# Stated problem:
Reproduce each line exactly.

# Data extract:
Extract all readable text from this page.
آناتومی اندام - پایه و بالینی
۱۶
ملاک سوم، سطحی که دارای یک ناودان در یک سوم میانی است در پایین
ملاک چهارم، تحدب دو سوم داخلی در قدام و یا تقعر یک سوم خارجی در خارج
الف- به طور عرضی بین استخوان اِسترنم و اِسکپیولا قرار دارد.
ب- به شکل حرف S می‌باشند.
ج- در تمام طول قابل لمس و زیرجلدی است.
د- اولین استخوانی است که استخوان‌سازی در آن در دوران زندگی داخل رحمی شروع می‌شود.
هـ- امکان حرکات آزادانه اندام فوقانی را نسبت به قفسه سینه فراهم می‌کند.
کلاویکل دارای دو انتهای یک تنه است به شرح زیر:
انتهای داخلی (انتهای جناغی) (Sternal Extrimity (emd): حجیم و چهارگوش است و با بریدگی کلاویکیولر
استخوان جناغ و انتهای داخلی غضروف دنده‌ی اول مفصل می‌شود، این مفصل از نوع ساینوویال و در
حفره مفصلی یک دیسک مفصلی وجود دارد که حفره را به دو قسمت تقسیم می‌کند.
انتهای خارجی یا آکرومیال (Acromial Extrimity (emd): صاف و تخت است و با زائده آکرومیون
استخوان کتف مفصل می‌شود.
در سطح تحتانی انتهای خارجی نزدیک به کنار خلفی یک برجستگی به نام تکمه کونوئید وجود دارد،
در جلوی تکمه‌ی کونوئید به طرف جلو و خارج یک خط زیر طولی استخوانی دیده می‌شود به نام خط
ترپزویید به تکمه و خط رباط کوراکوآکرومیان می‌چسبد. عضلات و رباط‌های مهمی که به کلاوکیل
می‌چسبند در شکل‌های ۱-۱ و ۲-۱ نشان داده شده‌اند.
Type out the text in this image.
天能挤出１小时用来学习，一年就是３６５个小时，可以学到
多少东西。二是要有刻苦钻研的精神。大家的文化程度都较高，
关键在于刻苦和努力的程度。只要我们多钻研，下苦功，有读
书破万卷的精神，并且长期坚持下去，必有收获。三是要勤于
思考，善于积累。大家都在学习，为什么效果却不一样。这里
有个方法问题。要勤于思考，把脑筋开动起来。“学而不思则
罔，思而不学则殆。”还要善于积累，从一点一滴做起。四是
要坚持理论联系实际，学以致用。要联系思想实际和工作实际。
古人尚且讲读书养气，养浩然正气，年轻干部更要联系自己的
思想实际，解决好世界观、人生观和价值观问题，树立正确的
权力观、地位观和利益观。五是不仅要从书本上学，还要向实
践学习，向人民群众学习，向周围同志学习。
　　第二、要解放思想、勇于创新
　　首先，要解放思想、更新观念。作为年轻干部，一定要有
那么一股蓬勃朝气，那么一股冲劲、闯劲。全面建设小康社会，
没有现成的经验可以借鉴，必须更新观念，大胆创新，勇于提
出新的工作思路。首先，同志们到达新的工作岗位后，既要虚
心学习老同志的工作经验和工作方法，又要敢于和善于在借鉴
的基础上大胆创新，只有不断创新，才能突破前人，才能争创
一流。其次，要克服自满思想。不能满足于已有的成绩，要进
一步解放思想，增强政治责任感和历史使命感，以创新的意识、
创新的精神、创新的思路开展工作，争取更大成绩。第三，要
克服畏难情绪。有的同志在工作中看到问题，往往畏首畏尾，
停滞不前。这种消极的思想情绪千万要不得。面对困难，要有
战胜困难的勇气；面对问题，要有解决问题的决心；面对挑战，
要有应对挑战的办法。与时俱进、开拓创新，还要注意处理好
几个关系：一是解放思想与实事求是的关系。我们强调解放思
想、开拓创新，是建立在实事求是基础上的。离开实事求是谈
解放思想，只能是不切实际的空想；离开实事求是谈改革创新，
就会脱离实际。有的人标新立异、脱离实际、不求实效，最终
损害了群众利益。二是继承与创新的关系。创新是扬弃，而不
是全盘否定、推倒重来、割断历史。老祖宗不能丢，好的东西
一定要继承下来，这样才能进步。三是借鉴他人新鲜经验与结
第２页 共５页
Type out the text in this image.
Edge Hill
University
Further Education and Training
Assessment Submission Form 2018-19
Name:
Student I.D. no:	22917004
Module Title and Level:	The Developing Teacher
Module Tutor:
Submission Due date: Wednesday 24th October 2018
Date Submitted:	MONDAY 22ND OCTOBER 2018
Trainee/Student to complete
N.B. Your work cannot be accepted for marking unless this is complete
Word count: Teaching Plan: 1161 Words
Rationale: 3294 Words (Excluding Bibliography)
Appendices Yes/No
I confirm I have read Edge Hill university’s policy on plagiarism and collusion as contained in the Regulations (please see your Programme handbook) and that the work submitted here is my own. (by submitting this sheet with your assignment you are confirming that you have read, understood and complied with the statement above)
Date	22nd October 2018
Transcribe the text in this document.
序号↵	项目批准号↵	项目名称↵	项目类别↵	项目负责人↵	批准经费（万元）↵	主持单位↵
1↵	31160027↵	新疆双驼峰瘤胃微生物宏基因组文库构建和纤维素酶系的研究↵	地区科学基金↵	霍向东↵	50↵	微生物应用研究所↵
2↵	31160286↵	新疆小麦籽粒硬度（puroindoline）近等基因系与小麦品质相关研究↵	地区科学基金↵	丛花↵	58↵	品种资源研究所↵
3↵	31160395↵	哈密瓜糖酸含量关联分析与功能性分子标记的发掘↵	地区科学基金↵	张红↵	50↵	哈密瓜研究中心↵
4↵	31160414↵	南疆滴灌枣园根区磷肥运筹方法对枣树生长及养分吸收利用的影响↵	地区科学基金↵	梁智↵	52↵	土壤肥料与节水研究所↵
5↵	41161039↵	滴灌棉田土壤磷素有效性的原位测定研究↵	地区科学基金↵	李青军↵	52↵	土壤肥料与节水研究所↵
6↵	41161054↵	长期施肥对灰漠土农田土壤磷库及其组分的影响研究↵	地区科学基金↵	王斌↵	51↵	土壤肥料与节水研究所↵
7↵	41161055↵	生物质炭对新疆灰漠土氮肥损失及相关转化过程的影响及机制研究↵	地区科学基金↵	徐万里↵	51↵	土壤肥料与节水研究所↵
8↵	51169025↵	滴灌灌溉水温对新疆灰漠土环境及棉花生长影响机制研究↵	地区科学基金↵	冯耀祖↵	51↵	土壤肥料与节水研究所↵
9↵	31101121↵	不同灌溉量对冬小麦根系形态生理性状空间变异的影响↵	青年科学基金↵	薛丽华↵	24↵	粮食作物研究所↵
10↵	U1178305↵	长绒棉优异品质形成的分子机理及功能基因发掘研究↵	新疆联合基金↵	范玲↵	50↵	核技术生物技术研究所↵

# Task result:
Extract all readable text from this page.
آناتومی اندام - پایه و بالینی
۱۶
ملاک سوم، سطحی که دارای یک ناودان در یک سوم میانی است در پایین
ملاک چهارم، تحدب دو سوم داخلی در قدام و یا تقعر یک سوم خارجی در خارج
الف- به طور عرضی بین استخوان اِسترنم و اِسکپیولا قرار دارد.
ب- به شکل حرف S می‌باشند.
ج- در تمام طول قابل لمس و زیرجلدی است.
د- اولین استخوانی است که استخوان‌سازی در آن در دوران زندگی داخل رحمی شروع می‌شود.
هـ- امکان حرکات آزادانه اندام فوقانی را نسبت به قفسه سینه فراهم می‌کند.
کلاویکل دارای دو انتهای یک تنه است به شرح زیر:
انتهای داخلی (انتهای جناغی) (Sternal Extrimity (emd): حجیم و چهارگوش است و با بریدگی کلاویکیولر
استخوان جناغ و انتهای داخلی غضروف دنده‌ی اول مفصل می‌شود، این مفصل از نوع ساینوویال و در
حفره مفصلی یک دیسک مفصلی وجود دارد که حفره را به دو قسمت تقسیم می‌کند.
انتهای خارجی یا آکرومیال (Acromial Extrimity (emd): صاف و تخت است و با زائده آکرومیون
استخوان کتف مفصل می‌شود.
در سطح تحتانی انتهای خارجی نزدیک به کنار خلفی یک برجستگی به نام تکمه کونوئید وجود دارد،
در جلوی تکمه‌ی کونوئید به طرف جلو و خارج یک خط زیر طولی استخوانی دیده می‌شود به نام خط
ترپزویید به تکمه و خط رباط کوراکوآکرومیان می‌چسبد. عضلات و رباط‌های مهمی که به کلاوکیل
می‌چسبند در شکل‌های ۱-۱ و ۲-۱ نشان داده شده‌اند.
Type out the text in this image.
天能挤出１小时用来学习，一年就是３６５个小时，可以学到
多少东西。二是要有刻苦钻研的精神。大家的文化程度都较高，
关键在于刻苦和努力的程度。只要我们多钻研，下苦功，有读
书破万卷的精神，并且长期坚持下去，必有收获。三是要勤于
思考，善于积累。大家都在学习，为什么效果却不一样。这里
有个方法问题。要勤于思考，把脑筋开动起来。“学而不思则
罔，思而不学则殆。”还要善于积累，从一点一滴做起。四是
要坚持理论联系实际，学以致用。要联系思想实际和工作实际。
古人尚且讲读书养气，养浩然正气，年轻干部更要联系自己的
思想实际，解决好世界观、人生观和价值观问题，树立正确的
权力观、地位观和利益观。五是不仅要从书本上学，还要向实
践学习，向人民群众学习，向周围同志学习。
　　第二、要解放思想、勇于创新
　　首先，要解放思想、更新观念。作为年轻干部，一定要有
那么一股蓬勃朝气，那么一股冲劲、闯劲。全面建设小康社会，
没有现成的经验可以借鉴，必须更新观念，大胆创新，勇于提
出新的工作思路。首先，同志们到达新的工作岗位后，既要虚
心学习老同志的工作经验和工作方法，又要敢于和善于在借鉴
的基础上大胆创新，只有不断创新，才能突破前人，才能争创
一流。其次，要克服自满思想。不能满足于已有的成绩，要进
一步解放思想，增强政治责任感和历史使命感，以创新的意识、
创新的精神、创新的思路开展工作，争取更大成绩。第三，要
克服畏难情绪。有的同志在工作中看到问题，往往畏首畏尾，
停滞不前。这种消极的思想情绪千万要不得。面对困难，要有
战胜困难的勇气；面对问题，要有解决问题的决心；面对挑战，
要有应对挑战的办法。与时俱进、开拓创新，还要注意处理好
几个关系：一是解放思想与实事求是的关系。我们强调解放思
想、开拓创新，是建立在实事求是基础上的。离开实事求是谈
解放思想，只能是不切实际的空想；离开实事求是谈改革创新，
就会脱离实际。有的人标新立异、脱离实际、不求实效，最终
损害了群众利益。二是继承与创新的关系。创新是扬弃，而不
是全盘否定、推倒重来、割断历史。老祖宗不能丢，好的东西
一定要继承下来，这样才能进步。三是借鉴他人新鲜经验与结
第２页 共５页
Type out the text in this image.
Edge Hill
University
Further Education and Training
Assessment Submission Form 2018-19
Name:
Student I.D. no:	22917004
Module Title and Level:	The Developing Teacher
Module Tutor:
Submission Due date: Wednesday 24th October 2018
Date Submitted:	MONDAY 22ND OCTOBER 2018
Trainee/Student to complete
N.B. Your work cannot be accepted for marking unless this is complete
Word count: Teaching Plan: 1161 Words
Rationale: 3294 Words (Excluding Bibliography)
Appendices Yes/No
I confirm I have read Edge Hill university’s policy on plagiarism and collusion as contained in the Regulations (please see your Programme handbook) and that the work submitted here is my own. (by submitting this sheet with your assignment you are confirming that you have read, understood and complied with the statement above)
Date	22nd October 2018
Transcribe the text in this document.
序号↵	项目批准号↵	项目名称↵	项目类别↵	项目负责人↵	批准经费（万元）↵	主持单位↵
1↵	31160027↵	新疆双驼峰瘤胃微生物宏基因组文库构建和纤维素酶系的研究↵	地区科学基金↵	霍向东↵	50↵	微生物应用研究所↵
2↵	31160286↵	新疆小麦籽粒硬度（puroindoline）近等基因系与小麦品质相关研究↵	地区科学基金↵	丛花↵	58↵	品种资源研究所↵
3↵	31160395↵	哈密瓜糖酸含量关联分析与功能性分子标记的发掘↵	地区科学基金↵	张红↵	50↵	哈密瓜研究中心↵
4↵	31160414↵	南疆滴灌枣园根区磷肥运筹方法对枣树生长及养分吸收利用的影响↵	地区科学基金↵	梁智↵	52↵	土壤肥料与节水研究所↵
5↵	41161039↵	滴灌棉田土壤磷素有效性的原位测定研究↵	地区科学基金↵	李青军↵	52↵	土壤肥料与节水研究所↵
6↵	41161054↵	长期施肥对灰漠土农田土壤磷库及其组分的影响研究↵	地区科学基金↵	王斌↵	51↵	土壤肥料与节水研究所↵
7↵	41161055↵	生物质炭对新疆灰漠土氮肥损失及相关转化过程的影响及机制研究↵	地区科学基金↵	徐万里↵	51↵	土壤肥料与节水研究所↵
8↵	51169025↵	滴灌灌溉水温对新疆灰漠土环境及棉花生长影响机制研究↵	地区科学基金↵	冯耀祖↵	51↵	土壤肥料与节水研究所↵
9↵	31101121↵	不同灌溉量对冬小麦根系形态生理性状空间变异的影响↵	青年科学基金↵	薛丽华↵	24↵	粮食作物研究所↵
10↵	U1178305↵	长绒棉优异品质形成的分子机理及功能基因发掘研究↵	新疆联合基金↵	范玲↵	50↵	核技术生物技术研究所↵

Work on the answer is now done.